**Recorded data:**
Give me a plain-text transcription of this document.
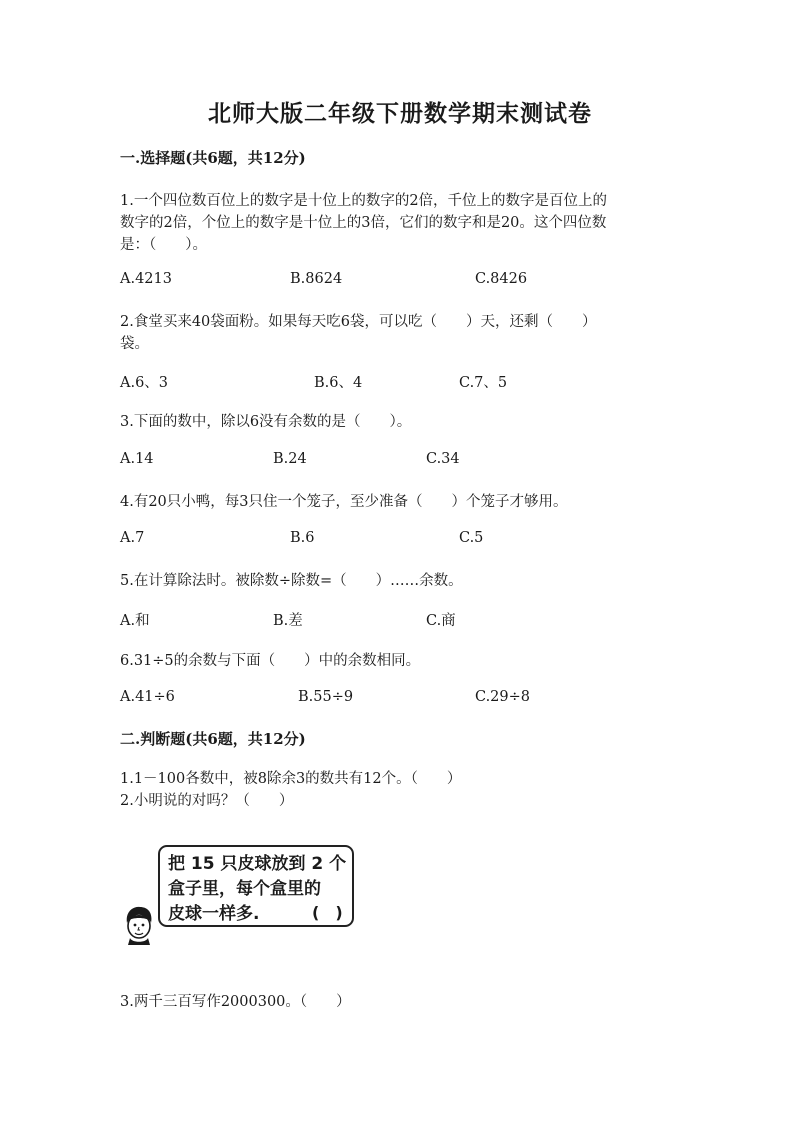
北师大版二年级下册数学期末测试卷
一.选择题(共6题，共12分)
1.一个四位数百位上的数字是十位上的数字的2倍，千位上的数字是百位上的
数字的2倍，个位上的数字是十位上的3倍，它们的数字和是20。这个四位数
是：（　　）。
A.4213	B.8624	C.8426
2.食堂买来40袋面粉。如果每天吃6袋，可以吃（　　）天，还剩（　　）
袋。
A.6、3	B.6、4	C.7、5
3.下面的数中，除以6没有余数的是（　　）。
A.14	B.24	C.34
4.有20只小鸭，每3只住一个笼子，至少准备（　　）个笼子才够用。
A.7	B.6	C.5
5.在计算除法时。被除数÷除数=（　　）……余数。
A.和	B.差	C.商
6.31÷5的余数与下面（　　）中的余数相同。
A.41÷6	B.55÷9	C.29÷8
二.判断题(共6题，共12分)
1.1－100各数中，被8除余3的数共有12个。（　　）
2.小明说的对吗？（　　）
把 15 只皮球放到 2 个
盒子里，每个盒里的
皮球一样多.	(　)
3.两千三百写作2000300。（　　）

**Work to complete:** Pictures don't belong in the copy. Transcribe every record exactly as it appears.

**Output below:**
Give me a plain-text transcription of this document.
北师大版二年级下册数学期末测试卷
一.选择题(共6题，共12分)
1.一个四位数百位上的数字是十位上的数字的2倍，千位上的数字是百位上的
数字的2倍，个位上的数字是十位上的3倍，它们的数字和是20。这个四位数
是：（　　）。
A.4213	B.8624	C.8426
2.食堂买来40袋面粉。如果每天吃6袋，可以吃（　　）天，还剩（　　）
袋。
A.6、3	B.6、4	C.7、5
3.下面的数中，除以6没有余数的是（　　）。
A.14	B.24	C.34
4.有20只小鸭，每3只住一个笼子，至少准备（　　）个笼子才够用。
A.7	B.6	C.5
5.在计算除法时。被除数÷除数=（　　）……余数。
A.和	B.差	C.商
6.31÷5的余数与下面（　　）中的余数相同。
A.41÷6	B.55÷9	C.29÷8
二.判断题(共6题，共12分)
1.1－100各数中，被8除余3的数共有12个。（　　）
2.小明说的对吗？（　　）
把 15 只皮球放到 2 个
盒子里，每个盒里的
皮球一样多.	(　)
3.两千三百写作2000300。（　　）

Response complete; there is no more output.